→ Task to complete: Copy each line in which the string "partial" occurs.

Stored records
○ ○ ○

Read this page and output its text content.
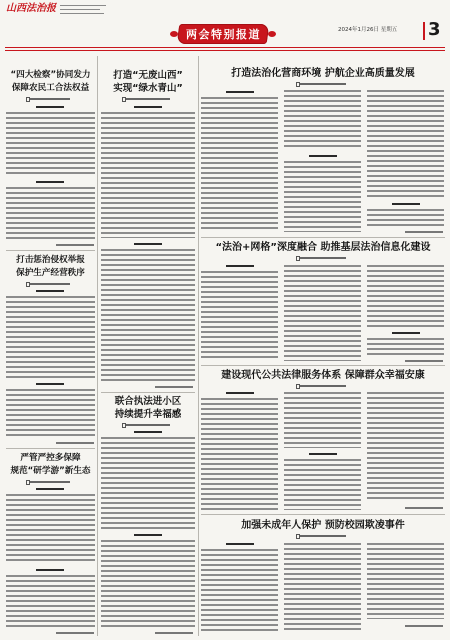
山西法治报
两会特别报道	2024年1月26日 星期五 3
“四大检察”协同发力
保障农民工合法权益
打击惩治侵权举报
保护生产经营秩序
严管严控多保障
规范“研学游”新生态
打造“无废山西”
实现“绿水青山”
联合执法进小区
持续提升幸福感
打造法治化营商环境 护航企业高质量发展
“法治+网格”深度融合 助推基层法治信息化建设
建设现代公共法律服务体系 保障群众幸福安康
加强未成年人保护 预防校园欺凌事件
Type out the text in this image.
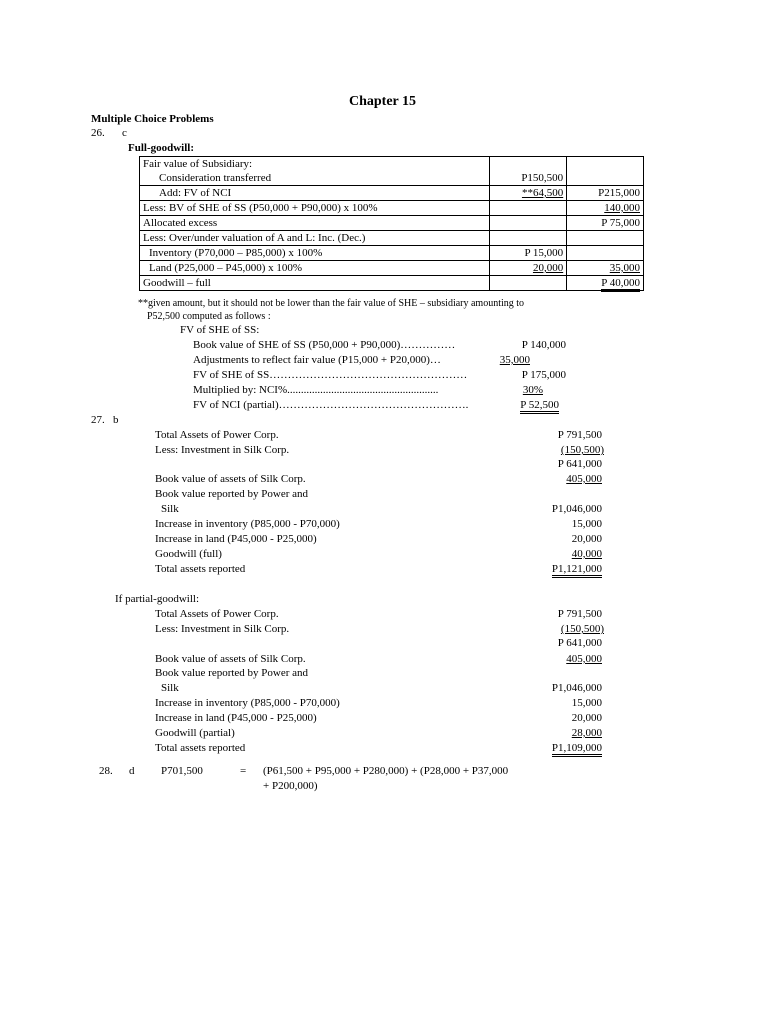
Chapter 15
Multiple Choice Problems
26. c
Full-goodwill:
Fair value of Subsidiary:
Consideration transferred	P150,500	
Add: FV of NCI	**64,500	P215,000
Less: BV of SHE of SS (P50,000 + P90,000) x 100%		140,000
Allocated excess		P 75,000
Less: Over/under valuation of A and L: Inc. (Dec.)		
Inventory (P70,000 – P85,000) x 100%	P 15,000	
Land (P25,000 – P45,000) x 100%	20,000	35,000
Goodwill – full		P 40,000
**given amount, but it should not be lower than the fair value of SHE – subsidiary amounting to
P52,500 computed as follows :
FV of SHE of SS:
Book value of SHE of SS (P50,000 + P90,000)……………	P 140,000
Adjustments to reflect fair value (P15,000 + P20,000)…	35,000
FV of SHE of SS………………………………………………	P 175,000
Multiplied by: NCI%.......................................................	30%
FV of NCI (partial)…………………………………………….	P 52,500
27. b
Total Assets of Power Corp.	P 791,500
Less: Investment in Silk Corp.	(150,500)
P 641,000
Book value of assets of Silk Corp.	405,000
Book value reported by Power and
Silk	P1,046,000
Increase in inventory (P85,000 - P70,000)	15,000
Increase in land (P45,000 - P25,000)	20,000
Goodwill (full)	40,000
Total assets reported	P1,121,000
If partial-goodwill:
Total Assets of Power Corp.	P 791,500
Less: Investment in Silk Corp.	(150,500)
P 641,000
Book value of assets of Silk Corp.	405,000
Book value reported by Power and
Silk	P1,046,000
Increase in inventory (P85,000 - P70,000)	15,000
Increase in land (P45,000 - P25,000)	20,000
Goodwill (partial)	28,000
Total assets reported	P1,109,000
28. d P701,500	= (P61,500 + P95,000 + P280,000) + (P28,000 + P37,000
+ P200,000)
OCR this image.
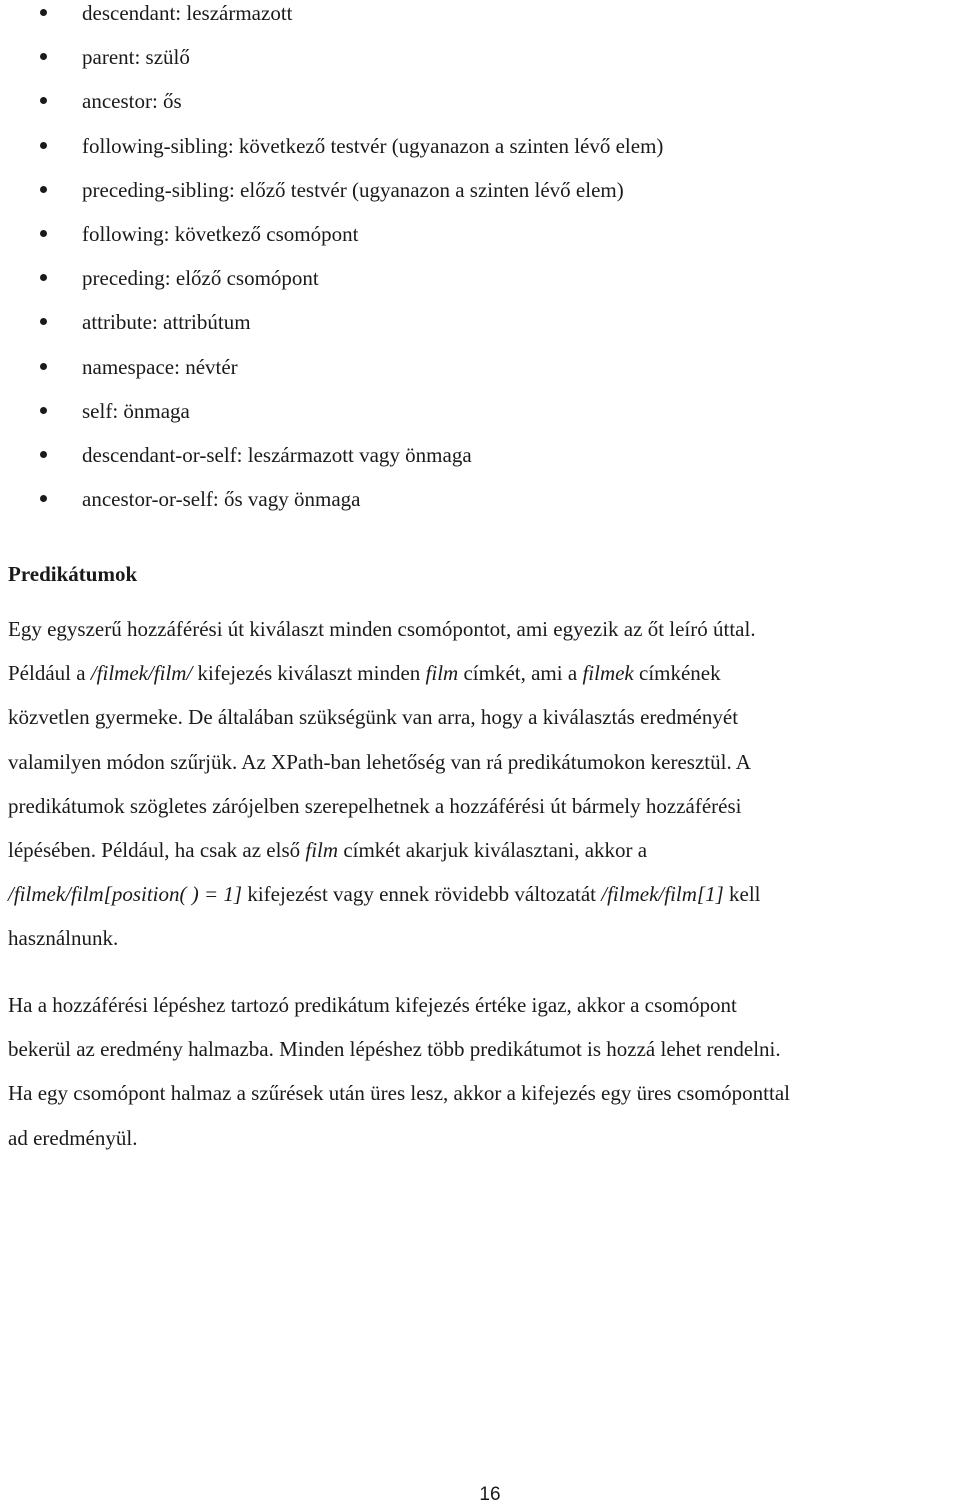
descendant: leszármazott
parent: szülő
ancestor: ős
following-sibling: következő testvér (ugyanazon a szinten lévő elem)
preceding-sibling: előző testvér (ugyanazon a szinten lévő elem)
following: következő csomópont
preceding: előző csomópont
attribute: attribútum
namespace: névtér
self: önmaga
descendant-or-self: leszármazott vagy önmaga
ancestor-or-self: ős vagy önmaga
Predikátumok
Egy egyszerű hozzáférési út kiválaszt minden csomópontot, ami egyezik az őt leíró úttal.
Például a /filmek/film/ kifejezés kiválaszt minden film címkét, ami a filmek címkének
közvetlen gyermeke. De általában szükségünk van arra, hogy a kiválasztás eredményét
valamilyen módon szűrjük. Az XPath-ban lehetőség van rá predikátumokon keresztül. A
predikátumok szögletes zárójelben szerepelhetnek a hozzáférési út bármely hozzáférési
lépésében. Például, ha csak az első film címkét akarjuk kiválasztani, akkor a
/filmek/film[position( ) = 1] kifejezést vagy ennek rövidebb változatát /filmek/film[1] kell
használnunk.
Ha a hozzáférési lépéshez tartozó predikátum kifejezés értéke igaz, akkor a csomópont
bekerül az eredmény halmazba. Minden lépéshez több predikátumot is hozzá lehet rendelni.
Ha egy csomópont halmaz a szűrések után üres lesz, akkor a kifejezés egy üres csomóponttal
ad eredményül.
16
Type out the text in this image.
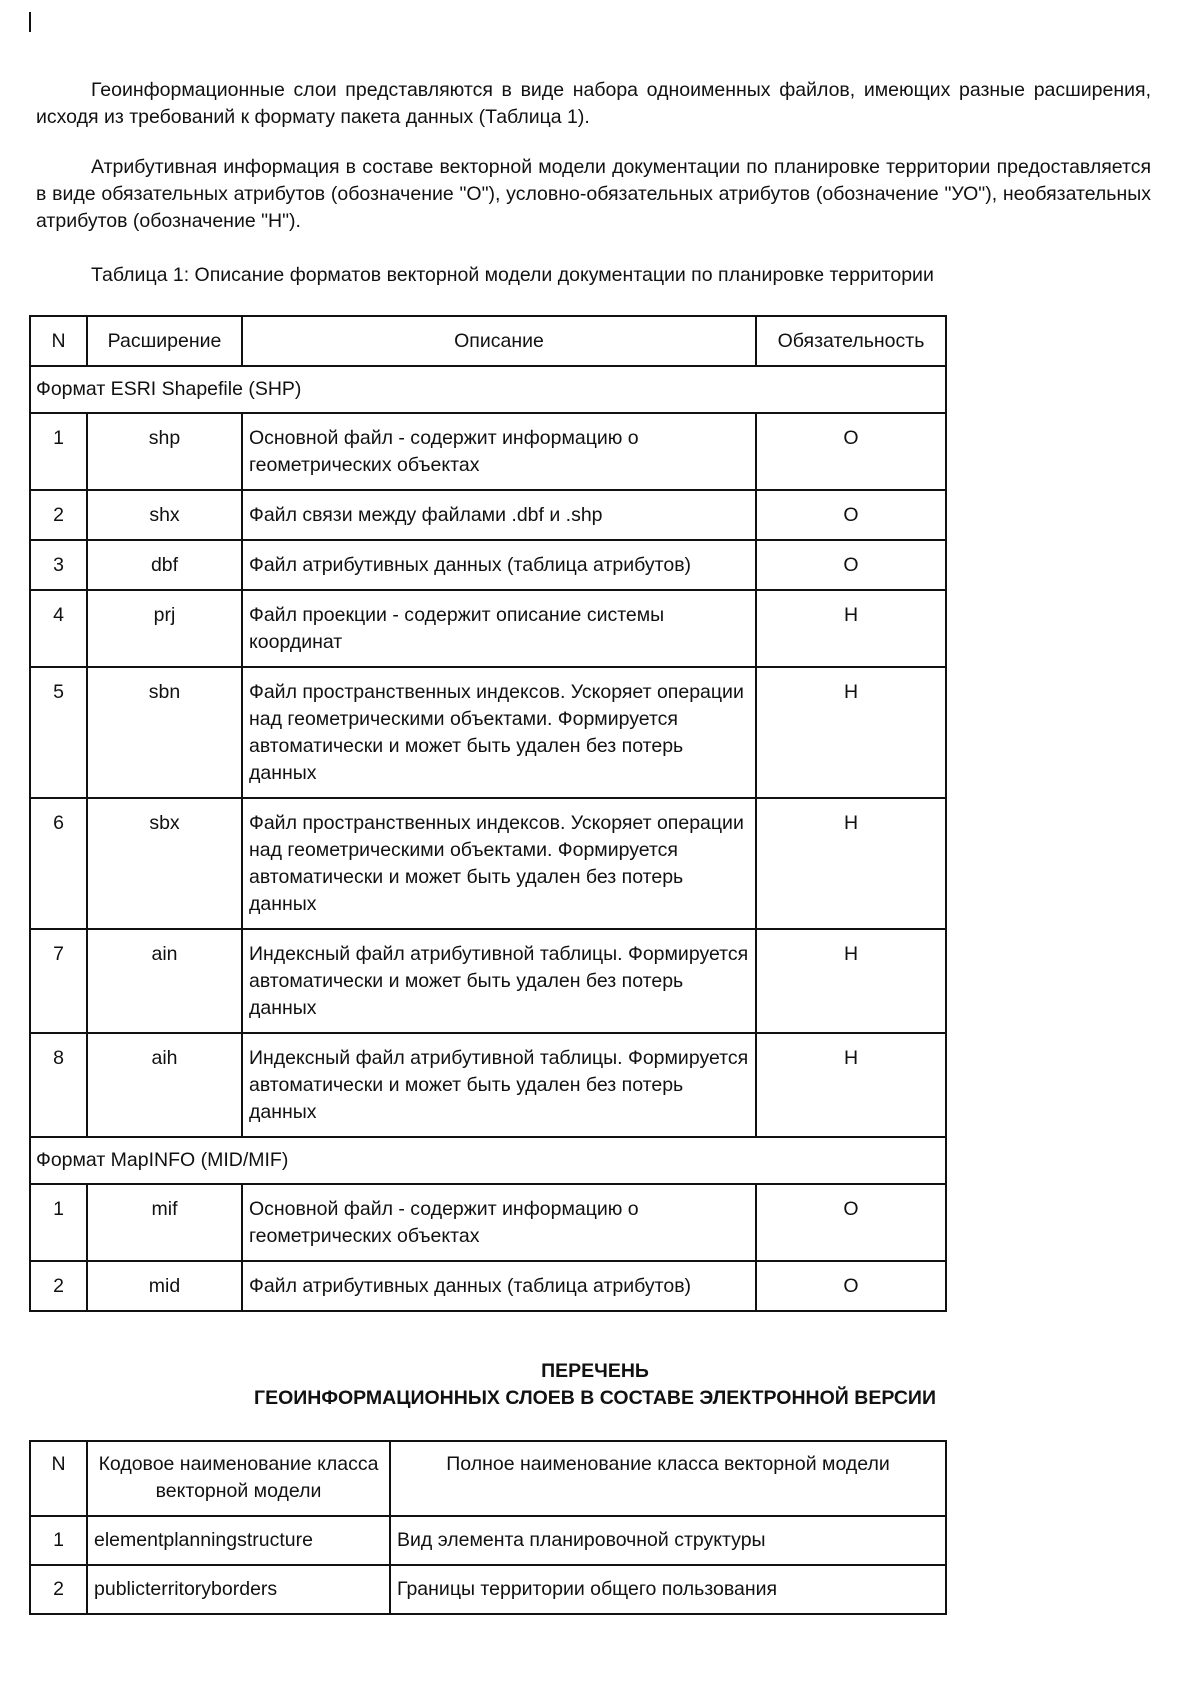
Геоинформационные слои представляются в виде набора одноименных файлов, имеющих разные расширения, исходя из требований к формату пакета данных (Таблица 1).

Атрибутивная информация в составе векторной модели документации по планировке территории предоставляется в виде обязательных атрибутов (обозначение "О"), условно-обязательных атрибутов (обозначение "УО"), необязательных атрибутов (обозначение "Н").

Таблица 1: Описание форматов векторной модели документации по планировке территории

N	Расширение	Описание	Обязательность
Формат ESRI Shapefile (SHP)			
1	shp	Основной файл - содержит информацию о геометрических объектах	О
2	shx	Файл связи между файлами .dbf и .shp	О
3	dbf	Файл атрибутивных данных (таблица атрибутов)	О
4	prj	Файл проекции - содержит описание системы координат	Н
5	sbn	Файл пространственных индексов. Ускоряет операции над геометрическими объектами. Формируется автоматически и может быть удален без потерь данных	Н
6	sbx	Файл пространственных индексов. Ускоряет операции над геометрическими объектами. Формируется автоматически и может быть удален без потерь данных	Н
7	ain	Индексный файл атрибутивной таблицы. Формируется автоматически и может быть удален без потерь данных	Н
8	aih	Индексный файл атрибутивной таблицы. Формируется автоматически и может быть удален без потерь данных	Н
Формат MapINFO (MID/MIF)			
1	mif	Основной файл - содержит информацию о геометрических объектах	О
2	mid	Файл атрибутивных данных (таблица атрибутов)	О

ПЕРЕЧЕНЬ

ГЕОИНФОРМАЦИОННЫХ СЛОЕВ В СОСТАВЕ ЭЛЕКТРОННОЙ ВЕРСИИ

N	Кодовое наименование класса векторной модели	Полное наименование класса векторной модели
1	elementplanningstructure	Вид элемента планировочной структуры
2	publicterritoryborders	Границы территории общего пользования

○ ○ ○

→ Result for this exercise:
FV of NCI (partial)…………………………………………….	P 52,500
If partial-goodwill:
Goodwill (partial)	28,000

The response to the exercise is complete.